WHAT NEEDS TO BE DONE – Below are some entries. Copy each line that holds the string "LIMITED".

— Begin LISTED ENTRIES —

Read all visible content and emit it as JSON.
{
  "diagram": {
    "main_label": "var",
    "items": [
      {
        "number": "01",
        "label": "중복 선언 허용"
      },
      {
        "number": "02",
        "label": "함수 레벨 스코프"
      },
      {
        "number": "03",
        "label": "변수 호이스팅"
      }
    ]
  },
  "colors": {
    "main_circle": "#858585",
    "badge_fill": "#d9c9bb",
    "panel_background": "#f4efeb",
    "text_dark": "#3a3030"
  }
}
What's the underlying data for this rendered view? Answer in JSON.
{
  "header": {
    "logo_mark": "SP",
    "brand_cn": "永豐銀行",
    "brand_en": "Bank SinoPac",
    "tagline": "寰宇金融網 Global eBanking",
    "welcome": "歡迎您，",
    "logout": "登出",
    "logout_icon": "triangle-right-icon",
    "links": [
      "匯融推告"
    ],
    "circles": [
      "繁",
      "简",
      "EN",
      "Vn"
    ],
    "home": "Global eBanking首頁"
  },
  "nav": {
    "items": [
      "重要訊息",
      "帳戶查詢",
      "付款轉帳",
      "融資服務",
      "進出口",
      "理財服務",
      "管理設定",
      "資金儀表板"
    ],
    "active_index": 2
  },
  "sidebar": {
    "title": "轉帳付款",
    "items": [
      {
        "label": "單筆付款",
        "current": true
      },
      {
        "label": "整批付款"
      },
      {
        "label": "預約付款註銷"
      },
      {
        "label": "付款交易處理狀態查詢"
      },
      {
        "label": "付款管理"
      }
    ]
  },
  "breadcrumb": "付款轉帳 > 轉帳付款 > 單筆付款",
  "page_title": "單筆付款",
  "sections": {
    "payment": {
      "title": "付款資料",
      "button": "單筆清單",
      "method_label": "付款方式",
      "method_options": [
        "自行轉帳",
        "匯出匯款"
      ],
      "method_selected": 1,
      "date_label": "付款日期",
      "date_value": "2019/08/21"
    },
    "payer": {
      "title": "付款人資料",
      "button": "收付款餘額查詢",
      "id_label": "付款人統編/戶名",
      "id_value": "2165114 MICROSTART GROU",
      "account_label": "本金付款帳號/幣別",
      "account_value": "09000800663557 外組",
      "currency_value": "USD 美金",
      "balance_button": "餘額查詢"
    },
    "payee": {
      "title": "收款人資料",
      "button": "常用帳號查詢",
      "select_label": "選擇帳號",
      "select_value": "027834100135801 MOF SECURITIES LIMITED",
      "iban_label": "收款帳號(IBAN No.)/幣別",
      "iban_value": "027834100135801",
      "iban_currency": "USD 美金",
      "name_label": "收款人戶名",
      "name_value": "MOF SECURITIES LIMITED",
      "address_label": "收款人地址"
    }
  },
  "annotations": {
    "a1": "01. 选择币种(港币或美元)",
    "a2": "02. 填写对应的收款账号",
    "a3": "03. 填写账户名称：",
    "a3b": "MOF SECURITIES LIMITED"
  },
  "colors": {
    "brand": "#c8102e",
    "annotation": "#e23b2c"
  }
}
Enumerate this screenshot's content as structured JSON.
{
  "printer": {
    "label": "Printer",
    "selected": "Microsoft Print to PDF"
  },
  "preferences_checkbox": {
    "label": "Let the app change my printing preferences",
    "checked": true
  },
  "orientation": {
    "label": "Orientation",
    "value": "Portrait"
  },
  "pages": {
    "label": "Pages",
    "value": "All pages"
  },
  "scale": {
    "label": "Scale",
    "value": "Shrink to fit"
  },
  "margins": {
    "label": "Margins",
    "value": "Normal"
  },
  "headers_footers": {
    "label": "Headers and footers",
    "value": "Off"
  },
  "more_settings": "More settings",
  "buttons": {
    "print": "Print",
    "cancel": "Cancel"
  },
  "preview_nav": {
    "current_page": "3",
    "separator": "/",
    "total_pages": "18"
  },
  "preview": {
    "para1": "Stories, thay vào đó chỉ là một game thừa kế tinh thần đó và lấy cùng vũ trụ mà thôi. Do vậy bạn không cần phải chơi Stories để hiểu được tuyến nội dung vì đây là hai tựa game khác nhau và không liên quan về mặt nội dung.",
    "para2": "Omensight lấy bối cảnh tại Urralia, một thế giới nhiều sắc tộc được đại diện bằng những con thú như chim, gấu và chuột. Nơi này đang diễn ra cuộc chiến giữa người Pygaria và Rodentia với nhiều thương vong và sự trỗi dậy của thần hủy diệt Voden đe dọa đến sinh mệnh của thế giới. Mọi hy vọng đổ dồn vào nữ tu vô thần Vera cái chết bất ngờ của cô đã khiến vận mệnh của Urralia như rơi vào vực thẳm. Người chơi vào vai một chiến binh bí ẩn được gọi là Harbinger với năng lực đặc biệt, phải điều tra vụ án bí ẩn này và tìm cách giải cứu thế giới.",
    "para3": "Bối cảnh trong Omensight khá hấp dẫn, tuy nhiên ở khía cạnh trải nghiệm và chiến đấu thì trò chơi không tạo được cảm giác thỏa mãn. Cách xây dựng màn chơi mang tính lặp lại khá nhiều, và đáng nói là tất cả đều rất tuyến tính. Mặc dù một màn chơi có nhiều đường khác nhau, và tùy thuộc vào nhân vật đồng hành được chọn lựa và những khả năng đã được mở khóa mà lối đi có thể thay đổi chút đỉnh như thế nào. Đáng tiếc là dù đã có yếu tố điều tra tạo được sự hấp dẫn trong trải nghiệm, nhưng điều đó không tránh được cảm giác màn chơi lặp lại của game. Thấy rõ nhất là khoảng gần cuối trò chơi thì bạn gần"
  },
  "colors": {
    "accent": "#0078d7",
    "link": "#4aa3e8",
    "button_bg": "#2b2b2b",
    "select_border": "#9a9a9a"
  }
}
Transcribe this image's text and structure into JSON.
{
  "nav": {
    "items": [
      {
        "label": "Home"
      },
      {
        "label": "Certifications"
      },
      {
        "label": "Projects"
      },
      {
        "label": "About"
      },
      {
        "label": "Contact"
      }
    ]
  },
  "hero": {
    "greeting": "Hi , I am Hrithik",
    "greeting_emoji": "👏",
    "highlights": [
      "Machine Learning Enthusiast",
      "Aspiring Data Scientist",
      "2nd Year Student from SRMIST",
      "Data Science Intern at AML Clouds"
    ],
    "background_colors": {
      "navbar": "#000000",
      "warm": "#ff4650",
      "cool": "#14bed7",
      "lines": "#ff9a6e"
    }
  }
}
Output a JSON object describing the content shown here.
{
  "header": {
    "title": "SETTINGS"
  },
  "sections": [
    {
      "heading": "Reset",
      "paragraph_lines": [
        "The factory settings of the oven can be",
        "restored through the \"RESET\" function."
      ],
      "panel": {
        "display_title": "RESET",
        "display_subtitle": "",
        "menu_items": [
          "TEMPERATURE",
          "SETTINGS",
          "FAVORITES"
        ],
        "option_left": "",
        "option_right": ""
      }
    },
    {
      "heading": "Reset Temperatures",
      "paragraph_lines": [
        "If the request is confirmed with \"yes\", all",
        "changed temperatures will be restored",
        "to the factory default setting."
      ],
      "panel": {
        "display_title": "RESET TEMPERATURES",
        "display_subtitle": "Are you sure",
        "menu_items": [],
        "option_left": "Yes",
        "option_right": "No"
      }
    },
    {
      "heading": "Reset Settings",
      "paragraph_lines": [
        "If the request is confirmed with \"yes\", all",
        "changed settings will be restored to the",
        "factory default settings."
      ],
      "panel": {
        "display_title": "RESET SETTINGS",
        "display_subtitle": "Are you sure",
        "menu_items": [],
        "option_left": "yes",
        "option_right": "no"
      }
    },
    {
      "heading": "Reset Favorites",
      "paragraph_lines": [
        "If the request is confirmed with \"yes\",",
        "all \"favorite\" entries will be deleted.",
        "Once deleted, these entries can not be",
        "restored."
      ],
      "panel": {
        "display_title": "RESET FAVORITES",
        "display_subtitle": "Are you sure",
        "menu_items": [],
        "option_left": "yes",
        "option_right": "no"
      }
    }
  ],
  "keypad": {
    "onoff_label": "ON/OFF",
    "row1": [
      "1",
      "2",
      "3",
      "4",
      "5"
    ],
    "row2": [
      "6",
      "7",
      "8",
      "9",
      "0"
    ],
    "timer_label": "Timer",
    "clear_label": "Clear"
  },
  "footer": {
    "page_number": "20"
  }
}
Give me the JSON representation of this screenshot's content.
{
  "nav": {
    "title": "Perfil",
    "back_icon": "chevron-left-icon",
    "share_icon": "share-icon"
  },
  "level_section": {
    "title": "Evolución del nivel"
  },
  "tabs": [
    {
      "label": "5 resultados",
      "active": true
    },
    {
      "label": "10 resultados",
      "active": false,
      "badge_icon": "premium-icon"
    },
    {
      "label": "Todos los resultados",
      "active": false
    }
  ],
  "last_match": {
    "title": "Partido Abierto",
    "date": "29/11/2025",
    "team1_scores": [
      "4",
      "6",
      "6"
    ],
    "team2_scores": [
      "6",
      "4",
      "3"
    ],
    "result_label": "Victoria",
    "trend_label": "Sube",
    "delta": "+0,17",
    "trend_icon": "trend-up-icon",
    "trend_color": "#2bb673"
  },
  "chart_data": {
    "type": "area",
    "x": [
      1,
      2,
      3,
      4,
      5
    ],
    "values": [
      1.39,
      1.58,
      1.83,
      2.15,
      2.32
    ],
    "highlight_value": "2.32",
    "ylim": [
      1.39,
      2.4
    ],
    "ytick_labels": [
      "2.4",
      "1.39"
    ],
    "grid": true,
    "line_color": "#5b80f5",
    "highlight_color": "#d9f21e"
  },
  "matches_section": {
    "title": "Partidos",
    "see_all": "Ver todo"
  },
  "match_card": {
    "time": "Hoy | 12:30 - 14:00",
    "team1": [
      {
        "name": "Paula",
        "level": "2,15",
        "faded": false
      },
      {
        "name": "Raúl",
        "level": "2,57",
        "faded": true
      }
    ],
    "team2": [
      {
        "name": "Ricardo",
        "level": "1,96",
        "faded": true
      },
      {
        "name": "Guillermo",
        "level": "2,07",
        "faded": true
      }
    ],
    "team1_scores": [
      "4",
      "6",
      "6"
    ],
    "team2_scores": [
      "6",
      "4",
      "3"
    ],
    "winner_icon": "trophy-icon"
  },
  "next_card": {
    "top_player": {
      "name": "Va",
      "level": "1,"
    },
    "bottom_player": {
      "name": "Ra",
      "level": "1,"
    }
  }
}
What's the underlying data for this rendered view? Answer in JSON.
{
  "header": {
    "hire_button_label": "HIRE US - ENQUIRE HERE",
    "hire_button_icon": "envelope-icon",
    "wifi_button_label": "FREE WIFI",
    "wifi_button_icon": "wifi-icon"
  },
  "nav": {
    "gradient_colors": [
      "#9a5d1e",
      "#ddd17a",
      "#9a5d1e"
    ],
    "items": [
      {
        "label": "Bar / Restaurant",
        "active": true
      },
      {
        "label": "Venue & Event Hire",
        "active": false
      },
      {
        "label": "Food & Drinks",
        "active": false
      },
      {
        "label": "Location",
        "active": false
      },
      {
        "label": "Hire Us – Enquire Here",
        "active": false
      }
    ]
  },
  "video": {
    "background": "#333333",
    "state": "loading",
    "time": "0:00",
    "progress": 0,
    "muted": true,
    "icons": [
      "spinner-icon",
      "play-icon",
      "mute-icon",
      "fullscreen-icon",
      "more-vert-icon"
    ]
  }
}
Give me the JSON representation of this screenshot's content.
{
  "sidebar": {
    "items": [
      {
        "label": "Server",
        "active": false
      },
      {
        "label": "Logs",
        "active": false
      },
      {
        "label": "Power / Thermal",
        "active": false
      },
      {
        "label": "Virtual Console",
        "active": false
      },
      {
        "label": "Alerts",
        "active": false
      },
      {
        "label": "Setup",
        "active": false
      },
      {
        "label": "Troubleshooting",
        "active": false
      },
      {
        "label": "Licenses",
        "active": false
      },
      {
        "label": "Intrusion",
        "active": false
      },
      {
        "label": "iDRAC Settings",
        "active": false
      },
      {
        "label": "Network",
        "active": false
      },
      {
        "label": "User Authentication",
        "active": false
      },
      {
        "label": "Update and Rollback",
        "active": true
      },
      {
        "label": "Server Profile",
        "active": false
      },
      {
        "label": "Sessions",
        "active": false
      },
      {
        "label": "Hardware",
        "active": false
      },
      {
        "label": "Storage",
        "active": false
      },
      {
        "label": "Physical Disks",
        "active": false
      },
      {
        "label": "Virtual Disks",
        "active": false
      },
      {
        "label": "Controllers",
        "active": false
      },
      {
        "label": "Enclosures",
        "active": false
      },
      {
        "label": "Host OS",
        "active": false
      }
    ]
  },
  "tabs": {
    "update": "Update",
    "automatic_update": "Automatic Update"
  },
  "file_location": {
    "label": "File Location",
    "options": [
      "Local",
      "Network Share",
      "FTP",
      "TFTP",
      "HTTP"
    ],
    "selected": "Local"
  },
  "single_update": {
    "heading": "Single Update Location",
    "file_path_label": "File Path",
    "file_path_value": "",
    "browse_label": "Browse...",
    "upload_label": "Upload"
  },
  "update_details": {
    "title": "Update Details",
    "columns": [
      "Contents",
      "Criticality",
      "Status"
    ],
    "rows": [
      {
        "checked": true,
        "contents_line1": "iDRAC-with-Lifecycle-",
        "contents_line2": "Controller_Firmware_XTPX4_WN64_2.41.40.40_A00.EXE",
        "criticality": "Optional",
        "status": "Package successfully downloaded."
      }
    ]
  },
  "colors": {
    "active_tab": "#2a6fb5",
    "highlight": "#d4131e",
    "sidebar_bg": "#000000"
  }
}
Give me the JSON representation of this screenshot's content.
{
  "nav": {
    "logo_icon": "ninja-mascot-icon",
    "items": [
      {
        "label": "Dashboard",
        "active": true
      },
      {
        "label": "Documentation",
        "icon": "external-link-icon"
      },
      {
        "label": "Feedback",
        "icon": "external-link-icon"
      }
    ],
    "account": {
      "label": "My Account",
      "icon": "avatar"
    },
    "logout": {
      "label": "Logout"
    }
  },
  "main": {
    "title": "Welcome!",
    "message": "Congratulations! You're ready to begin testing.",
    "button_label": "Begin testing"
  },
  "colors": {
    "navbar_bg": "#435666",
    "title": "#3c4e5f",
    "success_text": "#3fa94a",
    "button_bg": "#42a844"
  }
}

— End LISTED ENTRIES —

EXPECTED ANSWER –
      "select_value": "027834100135801 MOF SECURITIES LIMITED",
      "name_value": "MOF SECURITIES LIMITED",
    "a3b": "MOF SECURITIES LIMITED"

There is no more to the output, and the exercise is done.